■ **Short exercise**
Please give the count of lines holding the string "ylabel" and nothing besides.
====== Records for the exercise
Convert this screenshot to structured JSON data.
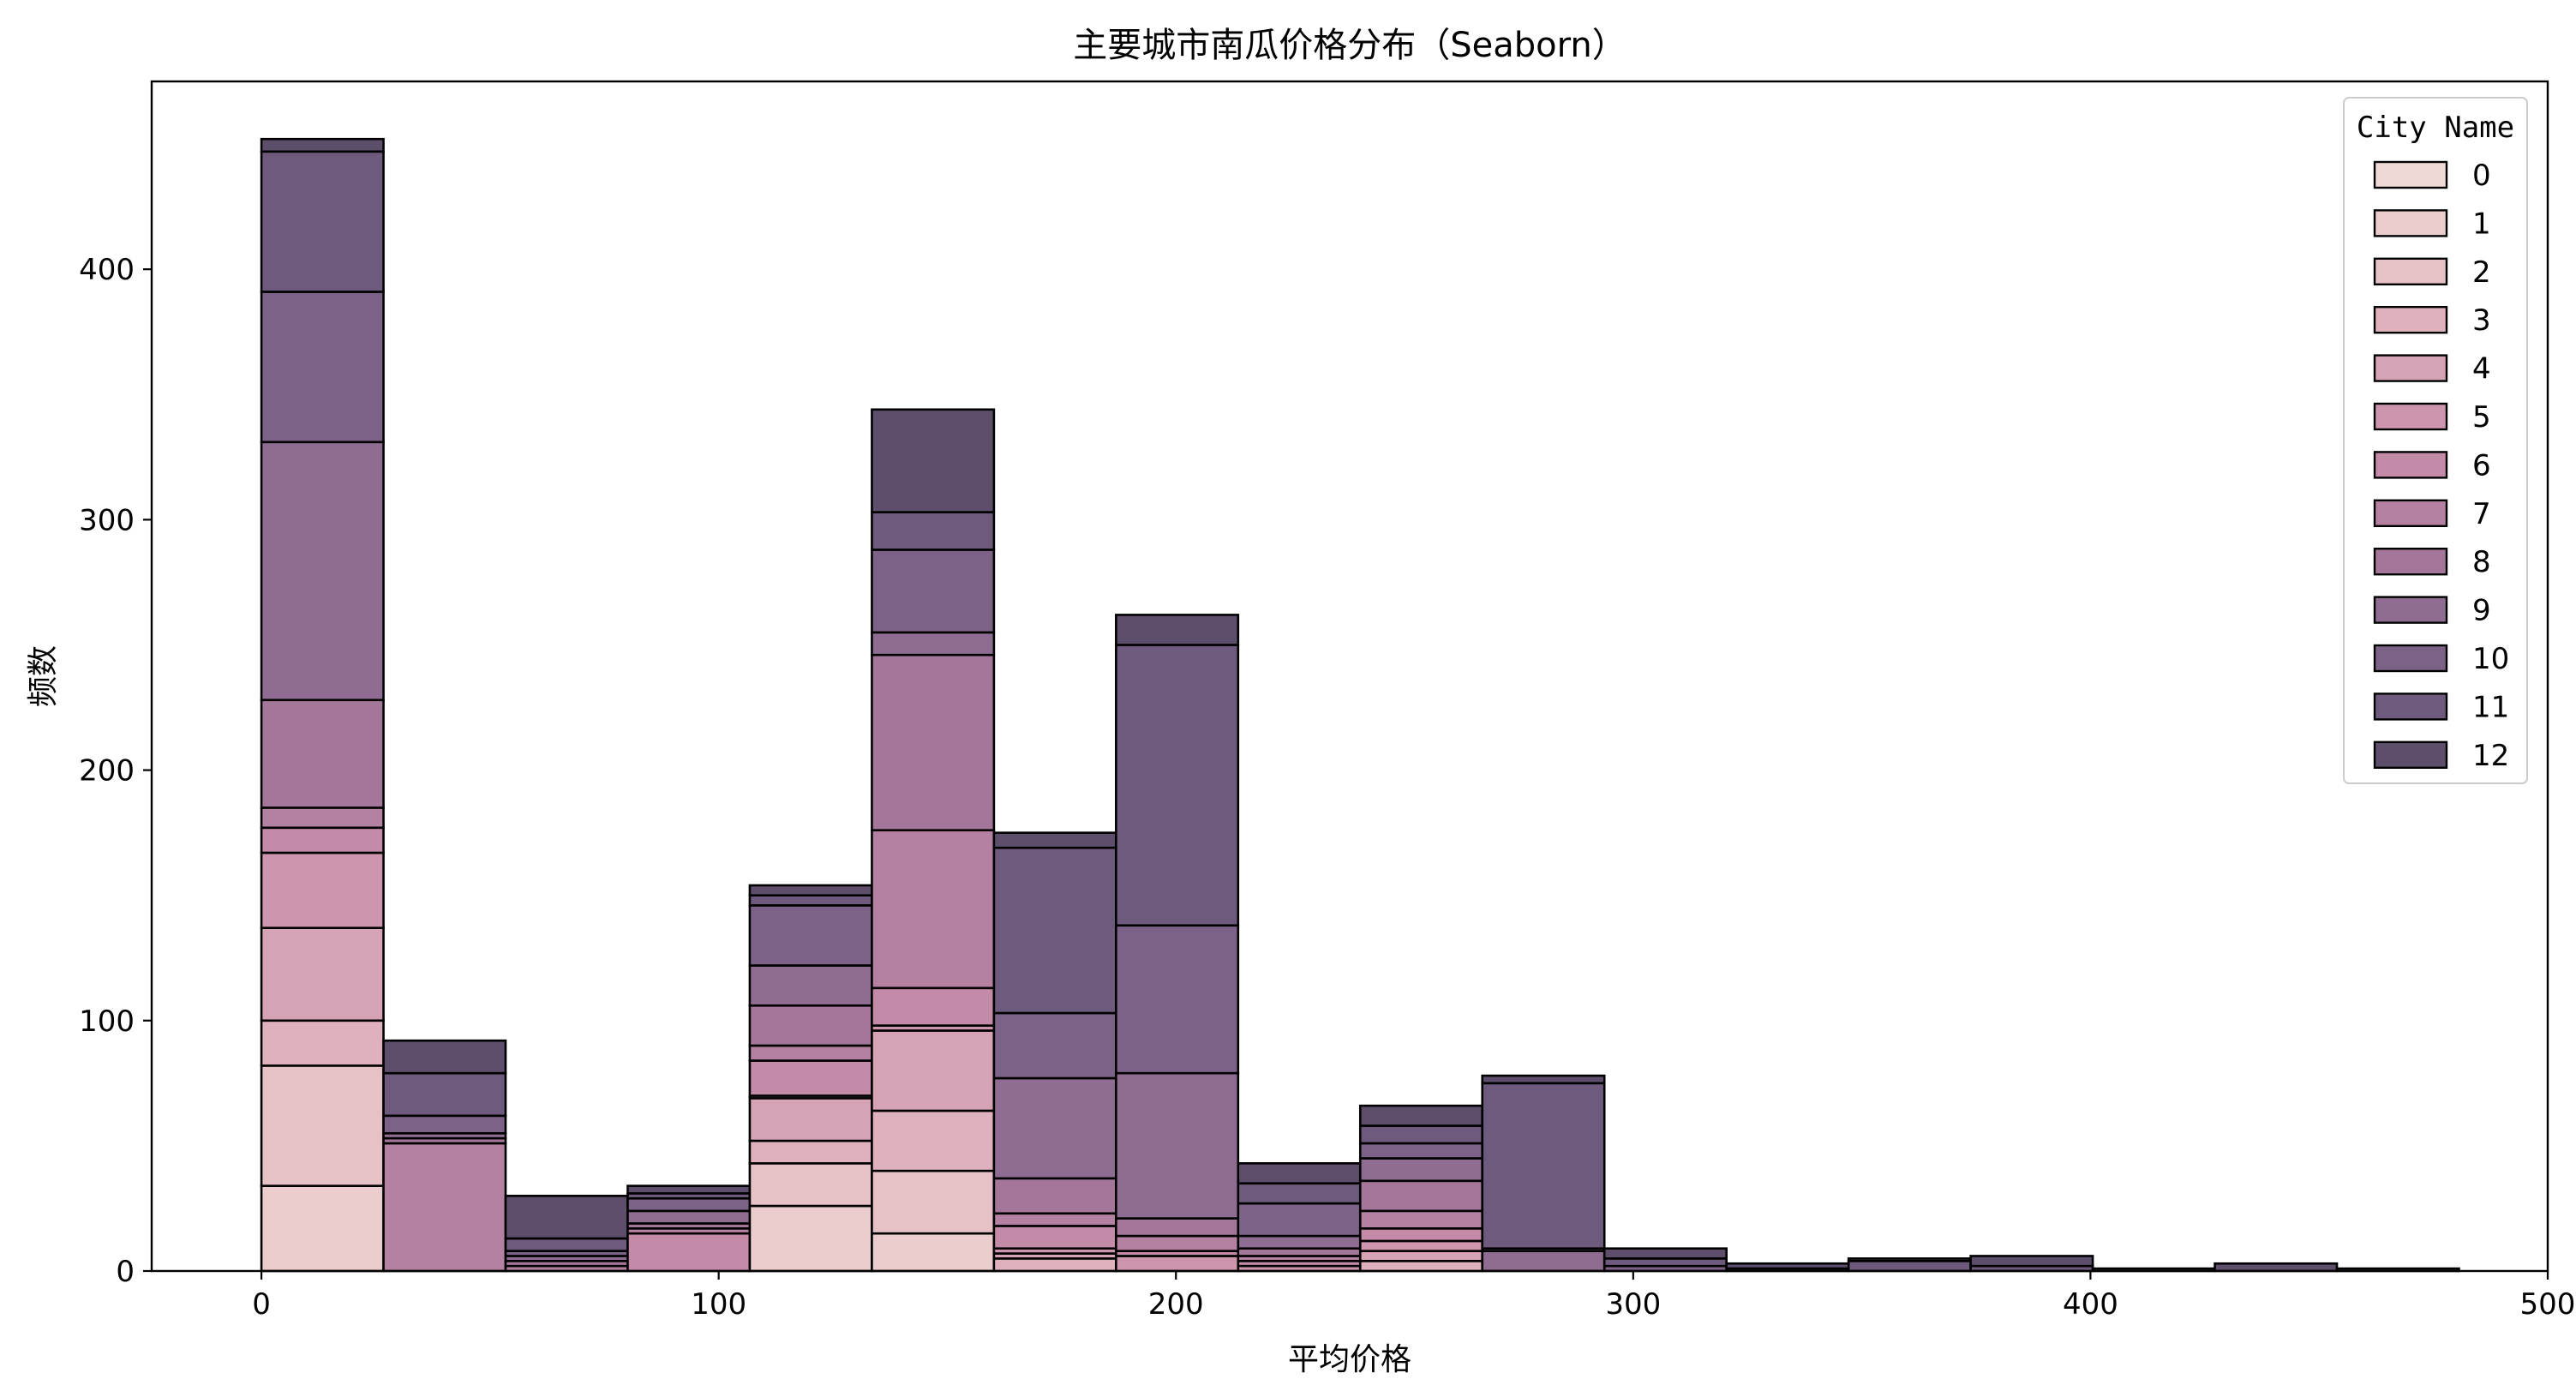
{
  "chart_data": {
    "type": "bar",
    "subtype": "stacked-histogram",
    "title": "主要城市南瓜价格分布（Seaborn）",
    "xlabel": "平均价格",
    "ylabel": "频数",
    "xlim": [
      -24,
      500
    ],
    "ylim": [
      0,
      475
    ],
    "x_ticks": [
      0,
      100,
      200,
      300,
      400,
      500
    ],
    "y_ticks": [
      0,
      100,
      200,
      300,
      400
    ],
    "bin_start": 0,
    "bin_width": 26.7,
    "n_bins": 18,
    "legend": {
      "title": "City Name",
      "placement": "top-right",
      "entries": [
        "0",
        "1",
        "2",
        "3",
        "4",
        "5",
        "6",
        "7",
        "8",
        "9",
        "10",
        "11",
        "12"
      ]
    },
    "colors": [
      "#efd9d6",
      "#ebcdcd",
      "#e6c1c6",
      "#dfb1bd",
      "#d6a2b5",
      "#cd96ae",
      "#c38ba8",
      "#b581a2",
      "#a4779a",
      "#8f6c91",
      "#7d6287",
      "#6d5a7c",
      "#5d4e6b"
    ],
    "edge_color": "#000000",
    "bin_totals": [
      452,
      92,
      30,
      34,
      154,
      344,
      175,
      262,
      43,
      66,
      78,
      9,
      3,
      5,
      6,
      1,
      3,
      1
    ],
    "stack_boundaries": [
      [
        0,
        34,
        82,
        100,
        137,
        167,
        177,
        185,
        228,
        331,
        391,
        447,
        452
      ],
      [
        0,
        51,
        53,
        55,
        62,
        79,
        92
      ],
      [
        0,
        2,
        4,
        6,
        8,
        13,
        30
      ],
      [
        0,
        15,
        17,
        19,
        24,
        29,
        31,
        34
      ],
      [
        0,
        26,
        43,
        52,
        69,
        70,
        84,
        90,
        106,
        122,
        146,
        150,
        154
      ],
      [
        0,
        15,
        40,
        64,
        96,
        98,
        113,
        176,
        246,
        255,
        288,
        303,
        344
      ],
      [
        0,
        5,
        7,
        9,
        18,
        23,
        37,
        77,
        103,
        169,
        175
      ],
      [
        0,
        6,
        8,
        14,
        21,
        79,
        138,
        250,
        262
      ],
      [
        0,
        2,
        4,
        6,
        9,
        14,
        27,
        35,
        43
      ],
      [
        0,
        4,
        8,
        12,
        17,
        24,
        36,
        45,
        51,
        58,
        66
      ],
      [
        0,
        8,
        9,
        75,
        78
      ],
      [
        0,
        2,
        5,
        9
      ],
      [
        0,
        1,
        3
      ],
      [
        0,
        4,
        5
      ],
      [
        0,
        2,
        6
      ],
      [
        0,
        1
      ],
      [
        0,
        3
      ],
      [
        0,
        1
      ]
    ]
  }
}
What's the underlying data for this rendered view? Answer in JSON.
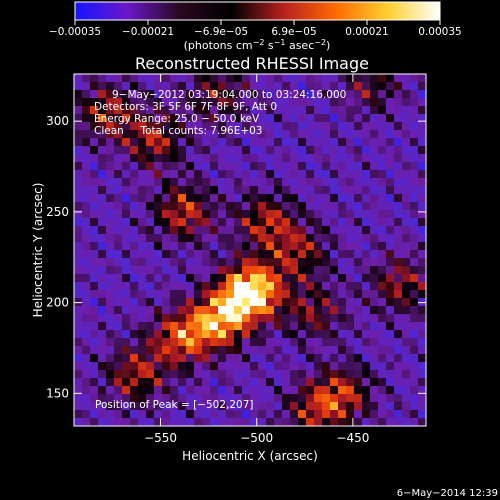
{
  "chart_data": {
    "type": "heatmap",
    "title": "Reconstructed RHESSI Image",
    "xlabel": "Heliocentric X (arcsec)",
    "ylabel": "Heliocentric Y (arcsec)",
    "xlim": [
      -595,
      -412
    ],
    "ylim": [
      132,
      326
    ],
    "x_ticks": [
      {
        "value": -550,
        "label": "−550"
      },
      {
        "value": -500,
        "label": "−500"
      },
      {
        "value": -450,
        "label": "−450"
      }
    ],
    "y_ticks": [
      {
        "value": 150,
        "label": "150"
      },
      {
        "value": 200,
        "label": "200"
      },
      {
        "value": 250,
        "label": "250"
      },
      {
        "value": 300,
        "label": "300"
      }
    ],
    "colorbar": {
      "min": -0.00035,
      "max": 0.00035,
      "tick_labels": [
        "−0.00035",
        "−0.00021",
        "−6.9e−05",
        "6.9e−05",
        "0.00021",
        "0.00035"
      ],
      "colors": [
        "#1515ff",
        "#6a18c8",
        "#2a0820",
        "#000000",
        "#b82020",
        "#ff6a00",
        "#ffd030",
        "#ffffff"
      ]
    },
    "annotations": [
      "9−May−2012 03:19:04.000 to 03:24:16.000",
      "Detectors: 3F 5F 6F 7F 8F 9F, Att 0",
      "Energy Range: 25.0 − 50.0 keV",
      "Clean     Total counts: 7.96E+03"
    ],
    "peak_label": "Position of Peak = [−502,207]",
    "peak": [
      -502,
      207
    ],
    "sources": [
      {
        "x": -503,
        "y": 206,
        "amp": 1.0
      },
      {
        "x": -520,
        "y": 190,
        "amp": 0.7
      },
      {
        "x": -540,
        "y": 180,
        "amp": 0.55
      },
      {
        "x": -563,
        "y": 160,
        "amp": 0.45
      },
      {
        "x": -578,
        "y": 305,
        "amp": 0.45
      },
      {
        "x": -553,
        "y": 290,
        "amp": 0.45
      },
      {
        "x": -538,
        "y": 250,
        "amp": 0.5
      },
      {
        "x": -495,
        "y": 245,
        "amp": 0.45
      },
      {
        "x": -478,
        "y": 228,
        "amp": 0.4
      },
      {
        "x": -470,
        "y": 195,
        "amp": 0.35
      },
      {
        "x": -455,
        "y": 150,
        "amp": 0.45
      },
      {
        "x": -470,
        "y": 140,
        "amp": 0.4
      },
      {
        "x": -425,
        "y": 210,
        "amp": 0.4
      },
      {
        "x": -520,
        "y": 315,
        "amp": 0.35
      },
      {
        "x": -440,
        "y": 320,
        "amp": 0.3
      }
    ]
  },
  "footer": {
    "timestamp": "6−May−2014 12:39"
  }
}
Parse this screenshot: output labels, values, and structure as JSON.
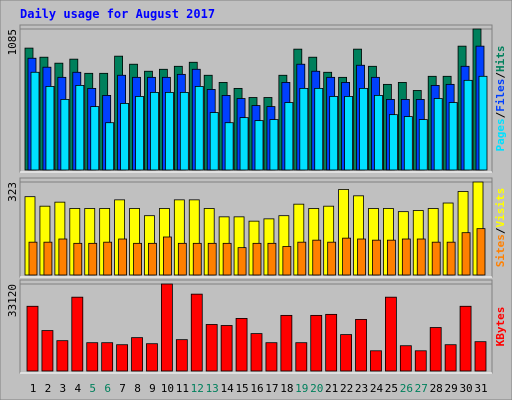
{
  "chart_data": {
    "type": "bar",
    "title": "Daily usage for August 2017",
    "categories": [
      "1",
      "2",
      "3",
      "4",
      "5",
      "6",
      "7",
      "8",
      "9",
      "10",
      "11",
      "12",
      "13",
      "14",
      "15",
      "16",
      "17",
      "18",
      "19",
      "20",
      "21",
      "22",
      "23",
      "24",
      "25",
      "26",
      "27",
      "28",
      "29",
      "30",
      "31"
    ],
    "category_colors": [
      "#000000",
      "#000000",
      "#000000",
      "#000000",
      "#00805c",
      "#00805c",
      "#000000",
      "#000000",
      "#000000",
      "#000000",
      "#000000",
      "#00805c",
      "#00805c",
      "#000000",
      "#000000",
      "#000000",
      "#000000",
      "#000000",
      "#00805c",
      "#00805c",
      "#000000",
      "#000000",
      "#000000",
      "#000000",
      "#000000",
      "#00805c",
      "#00805c",
      "#000000",
      "#000000",
      "#000000",
      "#000000"
    ],
    "legend_separator": "/",
    "panels": [
      {
        "ylim": [
          0,
          1085
        ],
        "yticks": [
          1085
        ],
        "series": [
          {
            "name": "Hits",
            "color": "#00805c",
            "values": [
              938,
              868,
              822,
              853,
              744,
              744,
              876,
              814,
              760,
              775,
              798,
              829,
              729,
              674,
              628,
              558,
              558,
              729,
              930,
              868,
              752,
              713,
              930,
              798,
              659,
              674,
              612,
              721,
              721,
              953,
              1085
            ]
          },
          {
            "name": "Files",
            "color": "#0040ff",
            "values": [
              860,
              791,
              713,
              752,
              628,
              574,
              729,
              713,
              713,
              713,
              736,
              775,
              620,
              574,
              550,
              496,
              488,
              674,
              814,
              760,
              713,
              674,
              806,
              713,
              543,
              543,
              543,
              651,
              659,
              798,
              953
            ]
          },
          {
            "name": "Pages",
            "color": "#00e0ff",
            "values": [
              752,
              643,
              543,
              651,
              488,
              364,
              512,
              566,
              597,
              597,
              597,
              643,
              442,
              364,
              403,
              380,
              388,
              519,
              628,
              628,
              566,
              566,
              628,
              574,
              426,
              411,
              388,
              550,
              519,
              690,
              721
            ]
          }
        ]
      },
      {
        "ylim": [
          0,
          323
        ],
        "yticks": [
          323
        ],
        "series": [
          {
            "name": "Visits",
            "color": "#ffff00",
            "values": [
              272,
              239,
              253,
              231,
              231,
              231,
              261,
              231,
              206,
              231,
              261,
              261,
              231,
              202,
              202,
              187,
              195,
              206,
              246,
              231,
              239,
              297,
              275,
              231,
              231,
              220,
              224,
              231,
              250,
              290,
              323
            ]
          },
          {
            "name": "Sites",
            "color": "#ff8000",
            "values": [
              114,
              114,
              125,
              110,
              110,
              114,
              125,
              110,
              110,
              132,
              110,
              110,
              110,
              110,
              95,
              110,
              110,
              99,
              114,
              121,
              114,
              128,
              125,
              121,
              121,
              125,
              125,
              114,
              114,
              147,
              161
            ]
          }
        ]
      },
      {
        "ylim": [
          0,
          33120
        ],
        "yticks": [
          33120
        ],
        "series": [
          {
            "name": "KBytes",
            "color": "#ff0000",
            "values": [
              24640,
              15400,
              11550,
              28105,
              10780,
              10780,
              10010,
              12705,
              10395,
              33120,
              11935,
              29260,
              17710,
              17325,
              20020,
              14245,
              10780,
              21175,
              10780,
              21175,
              21560,
              13860,
              19635,
              7700,
              28105,
              9625,
              7700,
              16555,
              10010,
              24640,
              11165
            ]
          }
        ]
      }
    ]
  }
}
============
■ **Solution to the exercise**
2